A run of records:

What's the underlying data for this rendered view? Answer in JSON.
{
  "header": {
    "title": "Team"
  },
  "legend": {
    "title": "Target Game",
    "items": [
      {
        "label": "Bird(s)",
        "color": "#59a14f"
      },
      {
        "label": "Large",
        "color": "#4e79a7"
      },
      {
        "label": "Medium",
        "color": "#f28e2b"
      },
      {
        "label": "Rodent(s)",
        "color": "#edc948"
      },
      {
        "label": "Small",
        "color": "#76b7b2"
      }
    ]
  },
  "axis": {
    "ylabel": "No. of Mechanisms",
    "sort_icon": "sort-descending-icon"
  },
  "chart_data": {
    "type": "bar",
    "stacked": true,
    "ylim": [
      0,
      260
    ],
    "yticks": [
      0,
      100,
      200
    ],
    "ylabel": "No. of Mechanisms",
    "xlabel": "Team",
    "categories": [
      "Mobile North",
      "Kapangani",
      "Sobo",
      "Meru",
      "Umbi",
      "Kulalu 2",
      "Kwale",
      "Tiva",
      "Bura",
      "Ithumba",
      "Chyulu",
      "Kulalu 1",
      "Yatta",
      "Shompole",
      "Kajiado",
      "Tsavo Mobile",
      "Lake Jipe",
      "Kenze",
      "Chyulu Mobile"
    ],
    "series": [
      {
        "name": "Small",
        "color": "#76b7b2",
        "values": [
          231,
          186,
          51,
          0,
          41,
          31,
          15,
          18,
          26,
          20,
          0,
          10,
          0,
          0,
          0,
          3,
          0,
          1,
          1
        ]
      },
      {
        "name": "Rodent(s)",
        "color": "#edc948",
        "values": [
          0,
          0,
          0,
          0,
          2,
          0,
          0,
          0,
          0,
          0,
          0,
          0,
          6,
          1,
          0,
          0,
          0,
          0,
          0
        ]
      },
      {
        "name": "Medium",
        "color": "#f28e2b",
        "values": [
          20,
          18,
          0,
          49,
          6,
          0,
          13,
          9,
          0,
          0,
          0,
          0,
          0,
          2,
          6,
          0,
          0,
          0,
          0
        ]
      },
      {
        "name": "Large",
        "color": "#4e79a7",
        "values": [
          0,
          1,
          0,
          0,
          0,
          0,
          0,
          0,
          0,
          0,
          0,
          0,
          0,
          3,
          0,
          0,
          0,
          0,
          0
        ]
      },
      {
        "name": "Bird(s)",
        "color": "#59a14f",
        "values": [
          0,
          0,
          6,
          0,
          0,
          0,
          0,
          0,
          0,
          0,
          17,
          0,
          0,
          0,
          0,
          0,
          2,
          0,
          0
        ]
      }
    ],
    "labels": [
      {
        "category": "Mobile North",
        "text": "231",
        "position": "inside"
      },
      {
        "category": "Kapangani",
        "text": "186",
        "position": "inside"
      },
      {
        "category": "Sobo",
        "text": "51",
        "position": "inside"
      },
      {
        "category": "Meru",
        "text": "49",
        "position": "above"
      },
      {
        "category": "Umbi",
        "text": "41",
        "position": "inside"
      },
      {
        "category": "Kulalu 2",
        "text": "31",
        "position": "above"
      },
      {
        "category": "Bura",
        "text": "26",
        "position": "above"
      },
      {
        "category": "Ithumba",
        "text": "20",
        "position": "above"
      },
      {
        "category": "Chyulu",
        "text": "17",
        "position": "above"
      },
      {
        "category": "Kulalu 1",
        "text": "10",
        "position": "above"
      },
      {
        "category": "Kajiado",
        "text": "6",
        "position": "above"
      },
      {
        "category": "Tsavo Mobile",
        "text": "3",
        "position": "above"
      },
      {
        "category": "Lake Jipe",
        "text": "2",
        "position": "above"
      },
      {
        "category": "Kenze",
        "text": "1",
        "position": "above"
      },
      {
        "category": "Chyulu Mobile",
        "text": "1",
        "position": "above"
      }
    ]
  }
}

## [Your task]
Where a line holds "Chyulu", copy it out.

## [Task result]
      "Chyulu",
      "Chyulu Mobile"
        "category": "Chyulu",
        "category": "Chyulu Mobile",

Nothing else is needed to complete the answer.